Collection entries
____
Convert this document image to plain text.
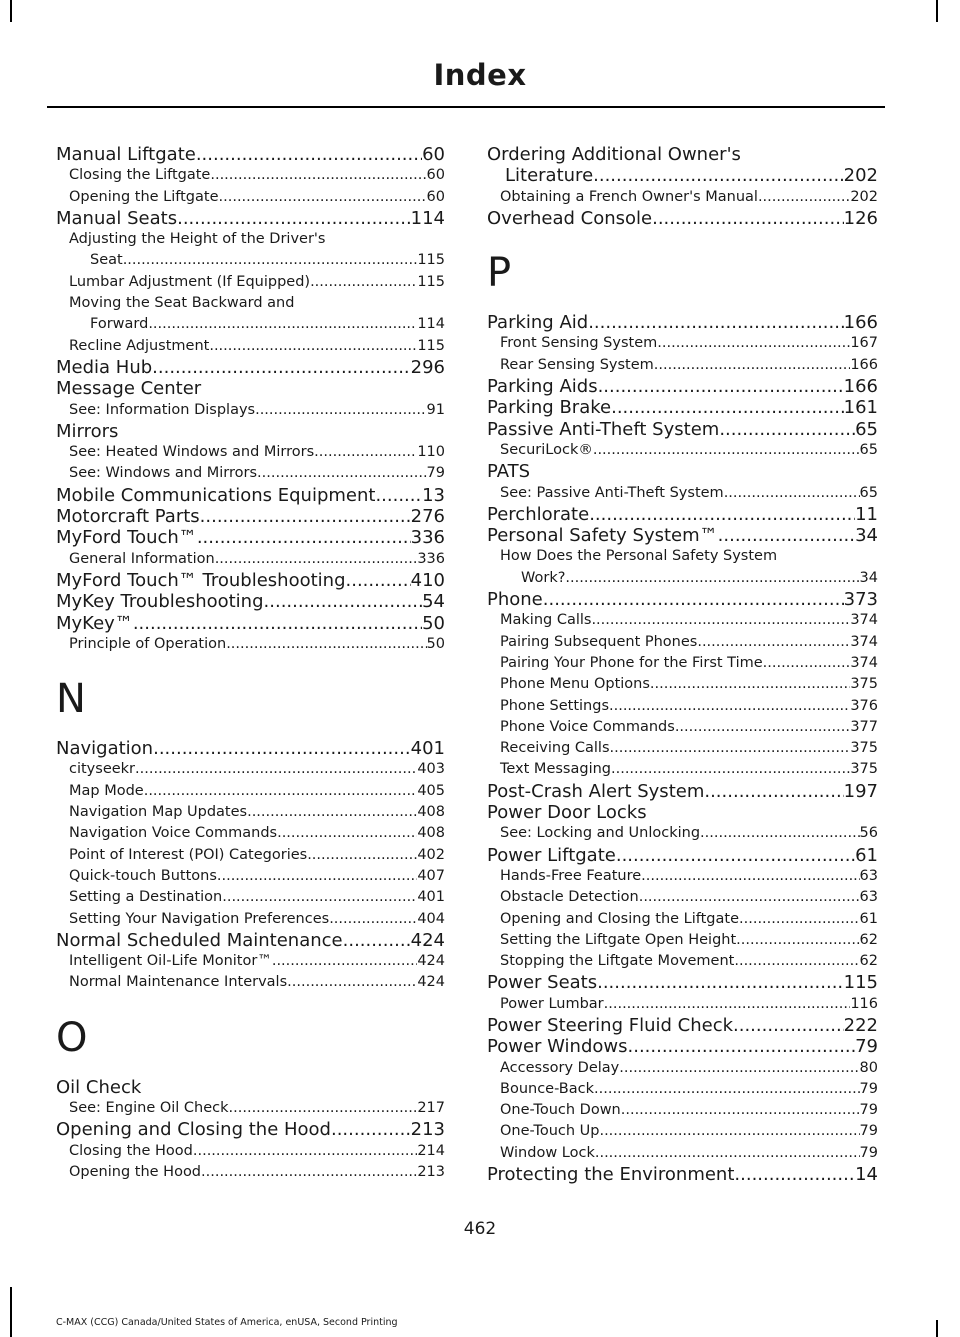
Index
Manual Liftgate .....	60
Closing the Liftgate .....	60
Opening the Liftgate .....	60
Manual Seats .....	114
Adjusting the Height of the Driver's
Seat .....	115
Lumbar Adjustment (If Equipped) .....	115
Moving the Seat Backward and
Forward .....	114
Recline Adjustment .....	115
Media Hub .....	296
Message Center
See: Information Displays .....	91
Mirrors
See: Heated Windows and Mirrors .....	110
See: Windows and Mirrors .....	79
Mobile Communications Equipment .....	13
Motorcraft Parts .....	276
MyFord Touch™ .....	336
General Information .....	336
MyFord Touch™ Troubleshooting .....	410
MyKey Troubleshooting .....	54
MyKey™ .....	50
Principle of Operation .....	50
N
Navigation .....	401
cityseekr .....	403
Map Mode .....	405
Navigation Map Updates .....	408
Navigation Voice Commands .....	408
Point of Interest (POI) Categories .....	402
Quick-touch Buttons .....	407
Setting a Destination .....	401
Setting Your Navigation Preferences .....	404
Normal Scheduled Maintenance .....	424
Intelligent Oil-Life Monitor™ .....	424
Normal Maintenance Intervals .....	424
O
Oil Check
See: Engine Oil Check .....	217
Opening and Closing the Hood .....	213
Closing the Hood .....	214
Opening the Hood .....	213
Ordering Additional Owner's
Literature .....	202
Obtaining a French Owner's Manual .....	202
Overhead Console .....	126
P
Parking Aid .....	166
Front Sensing System .....	167
Rear Sensing System .....	166
Parking Aids .....	166
Parking Brake .....	161
Passive Anti-Theft System .....	65
SecuriLock® .....	65
PATS
See: Passive Anti-Theft System .....	65
Perchlorate .....	11
Personal Safety System™ .....	34
How Does the Personal Safety System
Work? .....	34
Phone .....	373
Making Calls .....	374
Pairing Subsequent Phones .....	374
Pairing Your Phone for the First Time .....	374
Phone Menu Options .....	375
Phone Settings .....	376
Phone Voice Commands .....	377
Receiving Calls .....	375
Text Messaging .....	375
Post-Crash Alert System .....	197
Power Door Locks
See: Locking and Unlocking .....	56
Power Liftgate .....	61
Hands-Free Feature .....	63
Obstacle Detection .....	63
Opening and Closing the Liftgate .....	61
Setting the Liftgate Open Height .....	62
Stopping the Liftgate Movement .....	62
Power Seats .....	115
Power Lumbar .....	116
Power Steering Fluid Check .....	222
Power Windows .....	79
Accessory Delay .....	80
Bounce-Back .....	79
One-Touch Down .....	79
One-Touch Up .....	79
Window Lock .....	79
Protecting the Environment .....	14
462
C-MAX (CCG) Canada/United States of America, enUSA, Second Printing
____
# [Prompt]
Among the records above, find each line holding the string "Troubleshooting" and pull it out.

# [Written answer]
MyFord Touch™ Troubleshooting .....	410
MyKey Troubleshooting .....	54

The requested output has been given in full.